• [Work instructions]
"description" appears in how many lines of the entries? State only the number.

• [Collected data entries]

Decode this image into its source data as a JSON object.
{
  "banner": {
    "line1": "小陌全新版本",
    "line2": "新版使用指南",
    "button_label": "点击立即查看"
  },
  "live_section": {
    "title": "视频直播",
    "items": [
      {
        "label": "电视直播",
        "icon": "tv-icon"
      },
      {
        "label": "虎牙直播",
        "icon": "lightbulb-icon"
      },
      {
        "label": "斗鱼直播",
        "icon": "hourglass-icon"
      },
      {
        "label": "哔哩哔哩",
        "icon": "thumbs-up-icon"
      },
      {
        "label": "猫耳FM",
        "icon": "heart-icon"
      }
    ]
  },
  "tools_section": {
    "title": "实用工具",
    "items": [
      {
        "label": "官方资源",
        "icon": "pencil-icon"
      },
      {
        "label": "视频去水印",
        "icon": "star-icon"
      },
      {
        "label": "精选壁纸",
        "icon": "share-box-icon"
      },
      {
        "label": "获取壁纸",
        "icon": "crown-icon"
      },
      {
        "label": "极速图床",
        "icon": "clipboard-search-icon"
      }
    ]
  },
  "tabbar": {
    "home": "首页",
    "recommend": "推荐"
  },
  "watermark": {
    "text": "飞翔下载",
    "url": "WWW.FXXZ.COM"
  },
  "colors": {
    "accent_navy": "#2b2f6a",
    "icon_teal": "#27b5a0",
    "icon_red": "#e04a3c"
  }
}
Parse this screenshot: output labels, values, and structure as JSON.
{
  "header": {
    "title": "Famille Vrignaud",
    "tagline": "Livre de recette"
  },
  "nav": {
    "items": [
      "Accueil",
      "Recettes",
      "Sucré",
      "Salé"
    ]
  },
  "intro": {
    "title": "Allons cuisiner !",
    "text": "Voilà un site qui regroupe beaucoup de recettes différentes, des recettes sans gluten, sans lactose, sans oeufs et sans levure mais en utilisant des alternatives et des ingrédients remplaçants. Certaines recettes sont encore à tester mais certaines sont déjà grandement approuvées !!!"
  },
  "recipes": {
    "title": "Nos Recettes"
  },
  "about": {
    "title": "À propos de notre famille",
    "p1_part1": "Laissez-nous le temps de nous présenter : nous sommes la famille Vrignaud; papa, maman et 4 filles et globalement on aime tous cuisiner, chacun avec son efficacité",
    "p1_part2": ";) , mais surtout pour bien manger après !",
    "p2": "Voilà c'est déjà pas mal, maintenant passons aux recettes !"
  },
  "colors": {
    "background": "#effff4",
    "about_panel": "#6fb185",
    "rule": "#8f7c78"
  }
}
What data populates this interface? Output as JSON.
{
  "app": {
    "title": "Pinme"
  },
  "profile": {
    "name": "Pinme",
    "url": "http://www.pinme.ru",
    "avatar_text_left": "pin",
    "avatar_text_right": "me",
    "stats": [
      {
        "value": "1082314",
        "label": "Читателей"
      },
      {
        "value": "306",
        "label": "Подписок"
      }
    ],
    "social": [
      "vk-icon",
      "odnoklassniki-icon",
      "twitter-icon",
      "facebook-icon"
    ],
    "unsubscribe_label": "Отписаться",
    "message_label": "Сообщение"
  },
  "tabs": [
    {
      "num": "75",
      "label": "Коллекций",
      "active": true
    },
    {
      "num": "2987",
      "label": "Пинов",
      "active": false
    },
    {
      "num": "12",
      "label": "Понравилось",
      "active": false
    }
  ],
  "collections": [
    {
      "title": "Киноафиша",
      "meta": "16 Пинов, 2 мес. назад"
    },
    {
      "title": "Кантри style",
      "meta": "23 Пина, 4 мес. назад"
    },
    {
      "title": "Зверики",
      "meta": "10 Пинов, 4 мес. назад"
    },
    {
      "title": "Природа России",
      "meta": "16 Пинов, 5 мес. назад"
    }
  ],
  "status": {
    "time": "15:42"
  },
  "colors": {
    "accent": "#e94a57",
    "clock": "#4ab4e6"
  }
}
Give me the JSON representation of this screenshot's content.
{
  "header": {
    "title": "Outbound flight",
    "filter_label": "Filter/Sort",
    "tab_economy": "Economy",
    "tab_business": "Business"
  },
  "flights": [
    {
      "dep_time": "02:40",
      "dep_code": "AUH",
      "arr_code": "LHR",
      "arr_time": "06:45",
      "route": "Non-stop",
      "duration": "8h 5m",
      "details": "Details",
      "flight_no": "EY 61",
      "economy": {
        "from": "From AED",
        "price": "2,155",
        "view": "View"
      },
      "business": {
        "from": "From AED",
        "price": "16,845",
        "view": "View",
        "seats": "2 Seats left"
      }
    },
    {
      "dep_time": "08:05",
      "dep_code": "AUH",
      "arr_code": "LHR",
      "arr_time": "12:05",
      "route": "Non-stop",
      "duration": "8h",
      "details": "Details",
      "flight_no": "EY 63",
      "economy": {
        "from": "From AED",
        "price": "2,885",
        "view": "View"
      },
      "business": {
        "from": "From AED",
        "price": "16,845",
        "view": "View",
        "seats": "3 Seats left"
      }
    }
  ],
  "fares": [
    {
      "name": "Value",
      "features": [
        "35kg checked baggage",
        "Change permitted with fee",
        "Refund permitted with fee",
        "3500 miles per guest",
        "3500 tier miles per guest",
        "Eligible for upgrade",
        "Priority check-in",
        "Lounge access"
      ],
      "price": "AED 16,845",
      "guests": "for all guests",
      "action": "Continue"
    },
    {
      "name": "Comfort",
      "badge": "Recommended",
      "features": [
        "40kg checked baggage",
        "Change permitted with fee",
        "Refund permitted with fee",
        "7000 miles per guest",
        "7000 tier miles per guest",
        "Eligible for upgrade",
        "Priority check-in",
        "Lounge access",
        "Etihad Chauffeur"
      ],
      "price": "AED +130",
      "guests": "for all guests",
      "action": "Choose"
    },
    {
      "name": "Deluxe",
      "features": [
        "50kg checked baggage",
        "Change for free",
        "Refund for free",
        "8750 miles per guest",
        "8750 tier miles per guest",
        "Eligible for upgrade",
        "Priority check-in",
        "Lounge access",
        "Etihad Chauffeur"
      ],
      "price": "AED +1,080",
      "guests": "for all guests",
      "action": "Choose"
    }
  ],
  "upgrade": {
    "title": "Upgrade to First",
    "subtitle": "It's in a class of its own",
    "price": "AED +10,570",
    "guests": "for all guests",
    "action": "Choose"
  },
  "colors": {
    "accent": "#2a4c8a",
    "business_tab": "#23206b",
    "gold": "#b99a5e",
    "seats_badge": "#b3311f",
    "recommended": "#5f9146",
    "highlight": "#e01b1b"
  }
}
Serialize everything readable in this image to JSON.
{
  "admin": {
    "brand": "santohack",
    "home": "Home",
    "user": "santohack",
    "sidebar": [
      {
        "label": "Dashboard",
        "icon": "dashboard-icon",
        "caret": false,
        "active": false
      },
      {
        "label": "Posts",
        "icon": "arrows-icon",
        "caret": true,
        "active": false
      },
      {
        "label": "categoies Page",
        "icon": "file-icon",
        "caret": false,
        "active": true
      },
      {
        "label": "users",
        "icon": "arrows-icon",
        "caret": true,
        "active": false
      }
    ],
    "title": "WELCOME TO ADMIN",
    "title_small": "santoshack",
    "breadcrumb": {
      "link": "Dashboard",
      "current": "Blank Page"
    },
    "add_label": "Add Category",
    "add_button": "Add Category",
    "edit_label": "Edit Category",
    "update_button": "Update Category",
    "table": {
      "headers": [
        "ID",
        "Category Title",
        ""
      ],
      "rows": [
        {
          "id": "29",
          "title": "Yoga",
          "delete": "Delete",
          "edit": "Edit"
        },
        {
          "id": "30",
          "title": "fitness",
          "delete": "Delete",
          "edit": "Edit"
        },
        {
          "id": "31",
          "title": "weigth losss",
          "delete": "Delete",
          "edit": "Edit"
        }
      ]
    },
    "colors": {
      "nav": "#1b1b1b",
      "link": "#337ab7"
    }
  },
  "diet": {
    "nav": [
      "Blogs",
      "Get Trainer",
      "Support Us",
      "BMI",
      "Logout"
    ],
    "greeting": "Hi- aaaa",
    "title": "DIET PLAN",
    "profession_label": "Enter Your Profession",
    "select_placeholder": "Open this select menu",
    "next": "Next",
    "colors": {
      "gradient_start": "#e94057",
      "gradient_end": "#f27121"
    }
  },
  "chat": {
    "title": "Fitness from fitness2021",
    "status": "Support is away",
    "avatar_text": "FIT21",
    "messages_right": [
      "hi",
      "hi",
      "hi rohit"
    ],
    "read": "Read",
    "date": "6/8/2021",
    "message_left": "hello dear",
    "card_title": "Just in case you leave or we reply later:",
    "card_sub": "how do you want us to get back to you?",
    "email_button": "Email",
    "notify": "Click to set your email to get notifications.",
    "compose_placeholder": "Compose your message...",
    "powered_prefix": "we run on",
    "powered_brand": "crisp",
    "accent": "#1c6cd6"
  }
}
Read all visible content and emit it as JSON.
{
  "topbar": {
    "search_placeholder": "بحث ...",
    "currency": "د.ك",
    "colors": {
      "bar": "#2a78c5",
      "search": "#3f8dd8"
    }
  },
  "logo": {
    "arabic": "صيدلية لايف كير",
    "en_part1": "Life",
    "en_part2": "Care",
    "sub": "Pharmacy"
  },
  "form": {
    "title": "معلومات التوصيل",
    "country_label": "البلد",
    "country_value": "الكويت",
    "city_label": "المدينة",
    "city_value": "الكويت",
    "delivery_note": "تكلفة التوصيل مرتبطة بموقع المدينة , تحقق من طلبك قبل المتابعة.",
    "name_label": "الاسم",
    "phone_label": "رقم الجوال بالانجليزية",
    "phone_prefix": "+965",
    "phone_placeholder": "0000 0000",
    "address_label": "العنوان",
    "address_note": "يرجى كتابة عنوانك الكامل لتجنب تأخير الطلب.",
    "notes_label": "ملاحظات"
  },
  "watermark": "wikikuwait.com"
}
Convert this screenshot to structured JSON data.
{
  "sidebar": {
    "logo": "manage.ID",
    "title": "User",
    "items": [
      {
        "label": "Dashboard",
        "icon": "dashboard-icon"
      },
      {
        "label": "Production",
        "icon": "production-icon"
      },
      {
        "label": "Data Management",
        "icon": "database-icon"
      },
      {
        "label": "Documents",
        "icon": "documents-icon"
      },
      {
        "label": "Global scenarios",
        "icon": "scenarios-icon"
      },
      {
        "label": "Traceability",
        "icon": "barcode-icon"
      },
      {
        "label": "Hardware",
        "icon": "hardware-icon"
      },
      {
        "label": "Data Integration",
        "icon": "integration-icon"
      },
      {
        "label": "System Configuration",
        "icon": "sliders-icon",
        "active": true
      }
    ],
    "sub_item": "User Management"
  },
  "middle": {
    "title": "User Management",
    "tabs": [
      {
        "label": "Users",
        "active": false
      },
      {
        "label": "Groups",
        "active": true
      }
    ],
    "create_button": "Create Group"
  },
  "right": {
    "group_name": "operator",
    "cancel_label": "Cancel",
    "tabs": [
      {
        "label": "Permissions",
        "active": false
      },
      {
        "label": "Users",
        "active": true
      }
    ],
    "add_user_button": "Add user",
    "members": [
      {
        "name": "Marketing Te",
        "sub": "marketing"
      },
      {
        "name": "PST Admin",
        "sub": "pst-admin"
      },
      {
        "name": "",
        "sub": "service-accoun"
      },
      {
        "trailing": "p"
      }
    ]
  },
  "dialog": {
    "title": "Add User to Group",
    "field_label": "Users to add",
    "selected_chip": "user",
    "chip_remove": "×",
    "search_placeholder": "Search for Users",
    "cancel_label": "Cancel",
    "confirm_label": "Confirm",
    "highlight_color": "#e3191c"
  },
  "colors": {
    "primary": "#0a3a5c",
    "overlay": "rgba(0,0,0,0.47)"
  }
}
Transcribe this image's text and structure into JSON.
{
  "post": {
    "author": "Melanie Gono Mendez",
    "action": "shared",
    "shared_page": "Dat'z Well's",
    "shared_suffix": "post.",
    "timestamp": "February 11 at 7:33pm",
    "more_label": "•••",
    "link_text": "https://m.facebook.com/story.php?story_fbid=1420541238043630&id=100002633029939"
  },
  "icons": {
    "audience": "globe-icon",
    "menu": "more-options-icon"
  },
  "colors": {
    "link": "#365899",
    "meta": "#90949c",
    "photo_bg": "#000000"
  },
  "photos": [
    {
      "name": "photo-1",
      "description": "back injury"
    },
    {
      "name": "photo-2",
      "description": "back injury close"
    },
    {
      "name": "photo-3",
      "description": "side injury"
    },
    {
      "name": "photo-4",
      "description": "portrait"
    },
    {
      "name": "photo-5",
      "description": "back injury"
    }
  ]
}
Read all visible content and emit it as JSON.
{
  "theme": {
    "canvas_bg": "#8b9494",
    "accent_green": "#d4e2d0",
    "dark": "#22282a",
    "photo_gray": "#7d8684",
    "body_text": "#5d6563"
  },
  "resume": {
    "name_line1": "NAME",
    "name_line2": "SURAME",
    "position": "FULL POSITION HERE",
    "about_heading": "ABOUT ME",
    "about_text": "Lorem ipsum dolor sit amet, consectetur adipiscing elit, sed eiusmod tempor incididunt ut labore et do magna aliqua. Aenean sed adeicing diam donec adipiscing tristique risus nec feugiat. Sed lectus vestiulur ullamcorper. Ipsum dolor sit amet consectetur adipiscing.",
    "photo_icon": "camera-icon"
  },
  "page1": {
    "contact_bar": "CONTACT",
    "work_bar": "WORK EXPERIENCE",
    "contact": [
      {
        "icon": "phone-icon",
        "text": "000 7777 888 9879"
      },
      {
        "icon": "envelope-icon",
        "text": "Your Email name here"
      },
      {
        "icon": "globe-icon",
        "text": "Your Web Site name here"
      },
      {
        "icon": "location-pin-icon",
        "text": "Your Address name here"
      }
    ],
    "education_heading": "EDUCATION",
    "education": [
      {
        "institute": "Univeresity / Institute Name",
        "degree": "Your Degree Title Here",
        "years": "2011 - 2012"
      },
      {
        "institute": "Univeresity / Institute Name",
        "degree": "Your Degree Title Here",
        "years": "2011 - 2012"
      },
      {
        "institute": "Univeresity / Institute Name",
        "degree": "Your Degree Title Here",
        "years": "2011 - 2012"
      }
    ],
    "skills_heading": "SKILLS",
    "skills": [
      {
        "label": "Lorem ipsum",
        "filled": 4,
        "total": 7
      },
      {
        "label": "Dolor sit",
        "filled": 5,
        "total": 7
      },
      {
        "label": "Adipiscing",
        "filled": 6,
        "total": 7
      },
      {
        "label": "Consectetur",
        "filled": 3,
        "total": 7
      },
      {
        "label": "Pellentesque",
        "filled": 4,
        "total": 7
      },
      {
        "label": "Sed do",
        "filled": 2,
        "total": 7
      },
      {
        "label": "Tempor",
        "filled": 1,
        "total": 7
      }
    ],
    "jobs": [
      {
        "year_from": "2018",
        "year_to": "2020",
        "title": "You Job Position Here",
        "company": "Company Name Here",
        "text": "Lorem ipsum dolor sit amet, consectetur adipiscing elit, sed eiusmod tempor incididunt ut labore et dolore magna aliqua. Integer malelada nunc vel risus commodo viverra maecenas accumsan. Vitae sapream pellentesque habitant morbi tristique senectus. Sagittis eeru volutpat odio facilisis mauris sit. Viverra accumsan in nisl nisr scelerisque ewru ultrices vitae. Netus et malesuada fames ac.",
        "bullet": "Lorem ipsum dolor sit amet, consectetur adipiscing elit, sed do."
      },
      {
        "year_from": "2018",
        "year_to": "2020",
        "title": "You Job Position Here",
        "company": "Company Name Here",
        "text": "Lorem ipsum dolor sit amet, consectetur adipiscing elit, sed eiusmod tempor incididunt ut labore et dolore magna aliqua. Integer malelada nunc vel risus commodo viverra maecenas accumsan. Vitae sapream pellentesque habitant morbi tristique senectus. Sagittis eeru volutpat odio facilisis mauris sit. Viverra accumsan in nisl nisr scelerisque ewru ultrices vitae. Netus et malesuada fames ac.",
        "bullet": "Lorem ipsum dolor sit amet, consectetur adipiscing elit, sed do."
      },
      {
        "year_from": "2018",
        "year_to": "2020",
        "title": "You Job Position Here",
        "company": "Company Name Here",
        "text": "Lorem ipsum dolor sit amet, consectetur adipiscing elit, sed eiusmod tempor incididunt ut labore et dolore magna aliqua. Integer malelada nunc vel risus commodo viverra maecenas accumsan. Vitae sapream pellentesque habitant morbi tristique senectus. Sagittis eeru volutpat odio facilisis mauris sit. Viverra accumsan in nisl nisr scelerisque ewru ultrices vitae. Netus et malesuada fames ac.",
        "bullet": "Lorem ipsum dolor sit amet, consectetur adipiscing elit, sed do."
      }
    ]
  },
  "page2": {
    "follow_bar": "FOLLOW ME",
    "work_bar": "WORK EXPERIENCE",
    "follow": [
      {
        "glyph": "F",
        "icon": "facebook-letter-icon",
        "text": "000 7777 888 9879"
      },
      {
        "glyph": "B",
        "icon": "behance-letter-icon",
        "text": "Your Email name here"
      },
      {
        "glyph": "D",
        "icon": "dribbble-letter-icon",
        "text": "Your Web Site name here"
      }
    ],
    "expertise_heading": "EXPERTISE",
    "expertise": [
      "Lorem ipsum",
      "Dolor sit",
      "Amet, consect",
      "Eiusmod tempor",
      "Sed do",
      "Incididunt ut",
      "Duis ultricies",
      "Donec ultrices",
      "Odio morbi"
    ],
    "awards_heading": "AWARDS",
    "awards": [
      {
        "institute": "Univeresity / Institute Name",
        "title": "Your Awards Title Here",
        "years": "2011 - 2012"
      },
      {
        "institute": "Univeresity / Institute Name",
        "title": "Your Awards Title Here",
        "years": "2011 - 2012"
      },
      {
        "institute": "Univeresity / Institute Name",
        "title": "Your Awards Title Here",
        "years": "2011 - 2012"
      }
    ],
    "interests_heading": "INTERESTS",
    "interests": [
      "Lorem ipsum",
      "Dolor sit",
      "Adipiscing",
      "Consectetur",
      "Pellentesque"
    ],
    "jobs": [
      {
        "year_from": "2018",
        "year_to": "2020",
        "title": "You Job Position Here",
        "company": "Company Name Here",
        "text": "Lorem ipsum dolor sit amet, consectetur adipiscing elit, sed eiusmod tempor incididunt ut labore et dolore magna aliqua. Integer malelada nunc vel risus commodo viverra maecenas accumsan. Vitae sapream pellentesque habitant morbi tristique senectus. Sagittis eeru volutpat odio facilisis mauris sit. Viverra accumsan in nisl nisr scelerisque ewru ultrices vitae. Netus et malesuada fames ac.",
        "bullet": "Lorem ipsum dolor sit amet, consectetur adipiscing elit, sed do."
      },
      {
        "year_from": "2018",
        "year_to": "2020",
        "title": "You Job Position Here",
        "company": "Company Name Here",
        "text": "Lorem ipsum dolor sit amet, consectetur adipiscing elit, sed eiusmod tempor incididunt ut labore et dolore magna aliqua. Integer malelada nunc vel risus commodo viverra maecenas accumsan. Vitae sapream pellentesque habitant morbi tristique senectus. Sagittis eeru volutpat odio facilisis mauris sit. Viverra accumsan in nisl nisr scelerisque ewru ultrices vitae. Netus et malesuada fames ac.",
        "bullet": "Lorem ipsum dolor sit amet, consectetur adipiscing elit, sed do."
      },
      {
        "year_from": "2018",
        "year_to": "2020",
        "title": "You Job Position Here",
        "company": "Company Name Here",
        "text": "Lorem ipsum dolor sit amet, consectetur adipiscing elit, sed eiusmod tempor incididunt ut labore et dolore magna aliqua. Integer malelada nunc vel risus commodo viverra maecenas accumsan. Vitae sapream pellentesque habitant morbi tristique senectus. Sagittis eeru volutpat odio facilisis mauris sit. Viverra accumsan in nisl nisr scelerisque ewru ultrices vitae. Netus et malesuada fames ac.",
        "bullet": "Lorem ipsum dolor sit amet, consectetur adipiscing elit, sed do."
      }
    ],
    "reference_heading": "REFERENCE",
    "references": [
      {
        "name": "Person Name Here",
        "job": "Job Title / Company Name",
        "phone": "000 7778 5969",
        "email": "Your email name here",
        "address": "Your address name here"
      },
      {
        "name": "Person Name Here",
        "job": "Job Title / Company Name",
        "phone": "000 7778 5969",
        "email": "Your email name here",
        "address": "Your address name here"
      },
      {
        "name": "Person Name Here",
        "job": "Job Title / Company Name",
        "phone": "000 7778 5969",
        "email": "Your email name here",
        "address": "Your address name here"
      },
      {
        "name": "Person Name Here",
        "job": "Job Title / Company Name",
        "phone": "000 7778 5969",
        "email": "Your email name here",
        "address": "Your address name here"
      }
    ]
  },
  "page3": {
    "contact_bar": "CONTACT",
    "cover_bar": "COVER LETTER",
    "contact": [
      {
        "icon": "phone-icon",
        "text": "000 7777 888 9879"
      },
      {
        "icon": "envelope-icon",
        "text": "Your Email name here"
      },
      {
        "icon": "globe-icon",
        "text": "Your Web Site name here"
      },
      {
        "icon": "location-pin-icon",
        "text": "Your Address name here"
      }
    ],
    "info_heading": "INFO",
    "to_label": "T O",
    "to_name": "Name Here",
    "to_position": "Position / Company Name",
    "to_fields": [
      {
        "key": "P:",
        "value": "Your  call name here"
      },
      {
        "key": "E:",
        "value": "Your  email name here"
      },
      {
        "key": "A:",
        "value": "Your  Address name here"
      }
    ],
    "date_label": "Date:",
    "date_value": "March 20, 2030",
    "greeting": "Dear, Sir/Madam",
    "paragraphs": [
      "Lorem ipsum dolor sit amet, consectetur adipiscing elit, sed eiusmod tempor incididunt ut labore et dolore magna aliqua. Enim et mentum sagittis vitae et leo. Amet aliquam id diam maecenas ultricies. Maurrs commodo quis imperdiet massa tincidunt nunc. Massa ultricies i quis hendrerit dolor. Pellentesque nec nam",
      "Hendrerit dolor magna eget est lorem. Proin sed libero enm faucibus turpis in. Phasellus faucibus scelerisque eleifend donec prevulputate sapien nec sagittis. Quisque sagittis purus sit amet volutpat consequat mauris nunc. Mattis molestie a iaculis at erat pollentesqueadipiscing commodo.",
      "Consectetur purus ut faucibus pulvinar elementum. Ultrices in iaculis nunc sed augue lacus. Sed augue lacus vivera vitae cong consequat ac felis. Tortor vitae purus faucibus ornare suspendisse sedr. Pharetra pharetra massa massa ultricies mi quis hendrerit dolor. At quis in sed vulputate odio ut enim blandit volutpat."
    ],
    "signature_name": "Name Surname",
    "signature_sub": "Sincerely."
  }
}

• [Result]
5